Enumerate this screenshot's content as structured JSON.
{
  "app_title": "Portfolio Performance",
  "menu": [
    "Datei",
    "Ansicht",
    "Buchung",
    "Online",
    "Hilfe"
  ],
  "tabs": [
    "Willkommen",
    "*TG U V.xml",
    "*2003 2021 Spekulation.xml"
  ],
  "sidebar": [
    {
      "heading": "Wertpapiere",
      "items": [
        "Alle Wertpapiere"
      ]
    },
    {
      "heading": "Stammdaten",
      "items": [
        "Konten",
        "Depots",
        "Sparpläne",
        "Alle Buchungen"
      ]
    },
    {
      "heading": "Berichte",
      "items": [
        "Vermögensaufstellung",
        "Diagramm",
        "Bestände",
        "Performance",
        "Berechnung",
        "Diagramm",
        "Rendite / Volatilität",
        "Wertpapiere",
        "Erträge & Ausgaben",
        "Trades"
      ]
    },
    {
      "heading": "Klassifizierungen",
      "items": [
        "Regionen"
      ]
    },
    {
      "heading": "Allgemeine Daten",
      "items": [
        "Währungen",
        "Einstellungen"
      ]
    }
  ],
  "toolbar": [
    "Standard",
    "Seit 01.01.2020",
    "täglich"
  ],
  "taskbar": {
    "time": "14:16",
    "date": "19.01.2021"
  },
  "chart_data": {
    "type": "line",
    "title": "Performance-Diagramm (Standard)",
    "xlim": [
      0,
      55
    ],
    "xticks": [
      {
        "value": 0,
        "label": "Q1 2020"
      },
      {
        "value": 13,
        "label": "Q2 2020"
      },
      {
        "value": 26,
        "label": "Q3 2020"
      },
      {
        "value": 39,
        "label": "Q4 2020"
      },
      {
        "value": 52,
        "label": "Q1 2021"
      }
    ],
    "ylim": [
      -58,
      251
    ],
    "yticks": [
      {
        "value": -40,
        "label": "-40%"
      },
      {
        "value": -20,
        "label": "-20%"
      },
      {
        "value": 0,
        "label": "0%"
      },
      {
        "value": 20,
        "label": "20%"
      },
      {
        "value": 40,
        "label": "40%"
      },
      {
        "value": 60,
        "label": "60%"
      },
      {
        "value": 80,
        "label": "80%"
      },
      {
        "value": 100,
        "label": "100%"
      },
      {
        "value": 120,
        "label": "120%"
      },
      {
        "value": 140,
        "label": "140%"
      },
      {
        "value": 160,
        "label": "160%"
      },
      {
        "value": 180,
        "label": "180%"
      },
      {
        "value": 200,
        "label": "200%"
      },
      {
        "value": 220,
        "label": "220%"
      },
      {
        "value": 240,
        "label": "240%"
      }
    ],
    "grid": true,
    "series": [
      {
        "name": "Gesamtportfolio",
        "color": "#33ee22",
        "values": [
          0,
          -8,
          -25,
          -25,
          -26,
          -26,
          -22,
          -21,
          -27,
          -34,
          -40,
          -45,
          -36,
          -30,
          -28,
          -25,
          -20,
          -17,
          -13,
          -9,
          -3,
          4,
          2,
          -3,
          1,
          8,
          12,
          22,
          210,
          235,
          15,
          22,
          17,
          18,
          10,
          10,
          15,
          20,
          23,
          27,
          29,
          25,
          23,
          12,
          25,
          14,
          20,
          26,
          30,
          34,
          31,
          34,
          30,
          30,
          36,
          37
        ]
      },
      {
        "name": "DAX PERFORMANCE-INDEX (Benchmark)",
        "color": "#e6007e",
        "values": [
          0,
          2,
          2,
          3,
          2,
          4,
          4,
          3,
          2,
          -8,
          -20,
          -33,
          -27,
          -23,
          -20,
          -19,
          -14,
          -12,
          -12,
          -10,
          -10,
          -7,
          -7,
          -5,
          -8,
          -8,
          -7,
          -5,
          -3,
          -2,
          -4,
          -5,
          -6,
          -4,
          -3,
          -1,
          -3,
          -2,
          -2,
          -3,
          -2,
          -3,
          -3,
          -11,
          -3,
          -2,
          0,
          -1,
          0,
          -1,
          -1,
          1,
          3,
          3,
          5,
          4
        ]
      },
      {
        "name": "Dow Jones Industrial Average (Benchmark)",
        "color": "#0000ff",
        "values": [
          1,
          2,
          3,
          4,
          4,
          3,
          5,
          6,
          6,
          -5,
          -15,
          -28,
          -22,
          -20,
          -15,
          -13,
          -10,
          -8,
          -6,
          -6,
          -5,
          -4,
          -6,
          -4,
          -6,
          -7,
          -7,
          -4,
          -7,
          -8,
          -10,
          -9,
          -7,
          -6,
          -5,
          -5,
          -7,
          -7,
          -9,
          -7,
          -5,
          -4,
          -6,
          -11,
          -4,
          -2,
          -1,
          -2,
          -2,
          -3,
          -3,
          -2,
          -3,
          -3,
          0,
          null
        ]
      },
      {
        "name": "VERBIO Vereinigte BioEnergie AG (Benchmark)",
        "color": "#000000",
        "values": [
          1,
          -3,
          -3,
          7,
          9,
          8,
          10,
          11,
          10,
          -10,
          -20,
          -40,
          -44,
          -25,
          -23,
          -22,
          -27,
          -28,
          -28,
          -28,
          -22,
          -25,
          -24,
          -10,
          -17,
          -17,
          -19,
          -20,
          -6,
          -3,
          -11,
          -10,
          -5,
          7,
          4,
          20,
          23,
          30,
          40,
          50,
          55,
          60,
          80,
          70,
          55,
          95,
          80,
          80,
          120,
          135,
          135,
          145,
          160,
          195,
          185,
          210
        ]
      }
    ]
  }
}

■ WHAT THE TASK REQUIRES
Determine how many lines in the records contain "Wertpapiere", and reply with the number only.

■ EXERCISE ANSWER
3